— start Dataset entries —
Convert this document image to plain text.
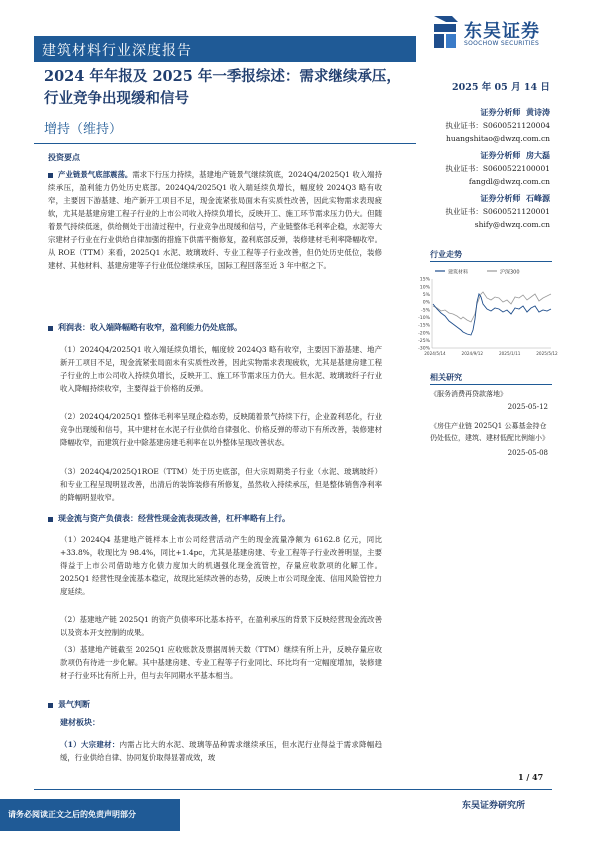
建筑材料行业深度报告
东吴证券
SOOCHOW SECURITIES
2024 年年报及 2025 年一季报综述：需求继续承压，行业竞争出现缓和信号
增持（维持）
2025 年 05 月 14 日
证券分析师 黄诗涛
执业证书：S0600521120004
huangshitao@dwzq.com.cn
证券分析师 房大磊
执业证书：S0600522100001
fangdl@dwzq.com.cn
证券分析师 石峰源
执业证书：S0600521120001
shify@dwzq.com.cn
行业走势
建筑材料	沪深300
15%
10%
5%
0%
-5%
-10%
-15%
-20%
-25%
-30%
2024/5/14	2024/9/12	2025/1/11	2025/5/12
相关研究
《服务消费再贷款落地》
2025-05-12
《房住产业链 2025Q1 公募基金持仓仍处低位，建筑、建材低配比例缩小》
2025-05-08
投资要点
产业链景气底部震荡。需求下行压力持续，基建地产链景气继续筑底，2024Q4/2025Q1 收入端持续承压，盈利能力仍处历史底部。2024Q4/2025Q1 收入端延续负增长，幅度较 2024Q3 略有收窄，主要因下游基建、地产新开工项目不足，现金流紧张局面未有实质性改善，因此实物需求表现疲软，尤其是基建房建工程子行业的上市公司收入持续负增长，反映开工、施工环节需求压力仍大。但随着景气持续低迷，供给侧处于出清过程中，行业竞争出现缓和信号，产业链整体毛利率企稳，水泥等大宗建材子行业在行业供给自律加强的措施下供需平衡修复，盈利底部反弹，装修建材毛利率降幅收窄。从 ROE（TTM）来看，2025Q1 水泥、玻璃玻纤、专业工程等子行业改善，但仍处历史低位，装修建材、其他材料、基建房建等子行业低位继续承压，国际工程回落至近 3 年中枢之下。
利润表：收入端降幅略有收窄，盈利能力仍处底部。
（1）2024Q4/2025Q1 收入端延续负增长，幅度较 2024Q3 略有收窄，主要因下游基建、地产新开工项目不足，现金流紧张局面未有实质性改善，因此实物需求表现疲软，尤其是基建房建工程子行业的上市公司收入持续负增长，反映开工、施工环节需求压力仍大。但水泥、玻璃玻纤子行业收入降幅持续收窄，主要得益于价格的反弹。
（2）2024Q4/2025Q1 整体毛利率呈现企稳态势，反映随着景气持续下行，企业盈利恶化，行业竞争出现缓和信号，其中建材在水泥子行业供给自律强化、价格反弹的带动下有所改善，装修建材降幅收窄，而建筑行业中除基建房建毛利率在以外整体呈现改善状态。
（3）2024Q4/2025Q1ROE（TTM）处于历史底部，但大宗周期类子行业（水泥、玻璃玻纤）和专业工程呈现明显改善，出清后的装饰装修有所修复，虽然收入持续承压，但是整体销售净利率的降幅明显收窄。
现金流与资产负债表：经营性现金流表现改善，杠杆率略有上行。
（1）2024Q4 基建地产链样本上市公司经营活动产生的现金流量净额为 6162.8 亿元，同比+33.8%，收现比为 98.4%，同比+1.4pc，尤其是基建房建、专业工程等子行业改善明显，主要得益于上市公司借助地方化债力度加大的机遇强化现金流管控，存量应收款项的化解工作。2025Q1 经营性现金流基本稳定，故现比延续改善的态势，反映上市公司现金流、信用风险管控力度延续。
（2）基建地产链 2025Q1 的资产负债率环比基本持平，在盈利承压的背景下反映经营现金流改善以及资本开支控制的成果。
（3）基建地产链截至 2025Q1 应收账款及票据周转天数（TTM）继续有所上升，反映存量应收款项仍有待进一步化解。其中基建房建、专业工程等子行业同比、环比均有一定幅度增加，装修建材子行业环比有所上升，但与去年同期水平基本相当。
景气判断
建材板块：
（1）大宗建材：内需占比大的水泥、玻璃等品种需求继续承压，但水泥行业得益于需求降幅趋缓，行业供给自律、协同复价取得显著成效，玻
1 / 47
请务必阅读正文之后的免责声明部分
东吴证券研究所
— end Dataset entries —
Strip out the images, then output the records above word for word.

**Worked answer**
Convert this document image to plain text.
建筑材料行业深度报告
东吴证券
SOOCHOW SECURITIES
2024 年年报及 2025 年一季报综述：需求继续承压，行业竞争出现缓和信号
增持（维持）
2025 年 05 月 14 日
证券分析师 黄诗涛
执业证书：S0600521120004
huangshitao@dwzq.com.cn
证券分析师 房大磊
执业证书：S0600522100001
fangdl@dwzq.com.cn
证券分析师 石峰源
执业证书：S0600521120001
shify@dwzq.com.cn
行业走势
建筑材料	沪深300
15%
10%
5%
0%
-5%
-10%
-15%
-20%
-25%
-30%
2024/5/14	2024/9/12	2025/1/11	2025/5/12
相关研究
《服务消费再贷款落地》
2025-05-12
《房住产业链 2025Q1 公募基金持仓仍处低位，建筑、建材低配比例缩小》
2025-05-08
投资要点
产业链景气底部震荡。需求下行压力持续，基建地产链景气继续筑底，2024Q4/2025Q1 收入端持续承压，盈利能力仍处历史底部。2024Q4/2025Q1 收入端延续负增长，幅度较 2024Q3 略有收窄，主要因下游基建、地产新开工项目不足，现金流紧张局面未有实质性改善，因此实物需求表现疲软，尤其是基建房建工程子行业的上市公司收入持续负增长，反映开工、施工环节需求压力仍大。但随着景气持续低迷，供给侧处于出清过程中，行业竞争出现缓和信号，产业链整体毛利率企稳，水泥等大宗建材子行业在行业供给自律加强的措施下供需平衡修复，盈利底部反弹，装修建材毛利率降幅收窄。从 ROE（TTM）来看，2025Q1 水泥、玻璃玻纤、专业工程等子行业改善，但仍处历史低位，装修建材、其他材料、基建房建等子行业低位继续承压，国际工程回落至近 3 年中枢之下。
利润表：收入端降幅略有收窄，盈利能力仍处底部。
（1）2024Q4/2025Q1 收入端延续负增长，幅度较 2024Q3 略有收窄，主要因下游基建、地产新开工项目不足，现金流紧张局面未有实质性改善，因此实物需求表现疲软，尤其是基建房建工程子行业的上市公司收入持续负增长，反映开工、施工环节需求压力仍大。但水泥、玻璃玻纤子行业收入降幅持续收窄，主要得益于价格的反弹。
（2）2024Q4/2025Q1 整体毛利率呈现企稳态势，反映随着景气持续下行，企业盈利恶化，行业竞争出现缓和信号，其中建材在水泥子行业供给自律强化、价格反弹的带动下有所改善，装修建材降幅收窄，而建筑行业中除基建房建毛利率在以外整体呈现改善状态。
（3）2024Q4/2025Q1ROE（TTM）处于历史底部，但大宗周期类子行业（水泥、玻璃玻纤）和专业工程呈现明显改善，出清后的装饰装修有所修复，虽然收入持续承压，但是整体销售净利率的降幅明显收窄。
现金流与资产负债表：经营性现金流表现改善，杠杆率略有上行。
（1）2024Q4 基建地产链样本上市公司经营活动产生的现金流量净额为 6162.8 亿元，同比+33.8%，收现比为 98.4%，同比+1.4pc，尤其是基建房建、专业工程等子行业改善明显，主要得益于上市公司借助地方化债力度加大的机遇强化现金流管控，存量应收款项的化解工作。2025Q1 经营性现金流基本稳定，故现比延续改善的态势，反映上市公司现金流、信用风险管控力度延续。
（2）基建地产链 2025Q1 的资产负债率环比基本持平，在盈利承压的背景下反映经营现金流改善以及资本开支控制的成果。
（3）基建地产链截至 2025Q1 应收账款及票据周转天数（TTM）继续有所上升，反映存量应收款项仍有待进一步化解。其中基建房建、专业工程等子行业同比、环比均有一定幅度增加，装修建材子行业环比有所上升，但与去年同期水平基本相当。
景气判断
建材板块：
（1）大宗建材：内需占比大的水泥、玻璃等品种需求继续承压，但水泥行业得益于需求降幅趋缓，行业供给自律、协同复价取得显著成效，玻
1 / 47
请务必阅读正文之后的免责声明部分
东吴证券研究所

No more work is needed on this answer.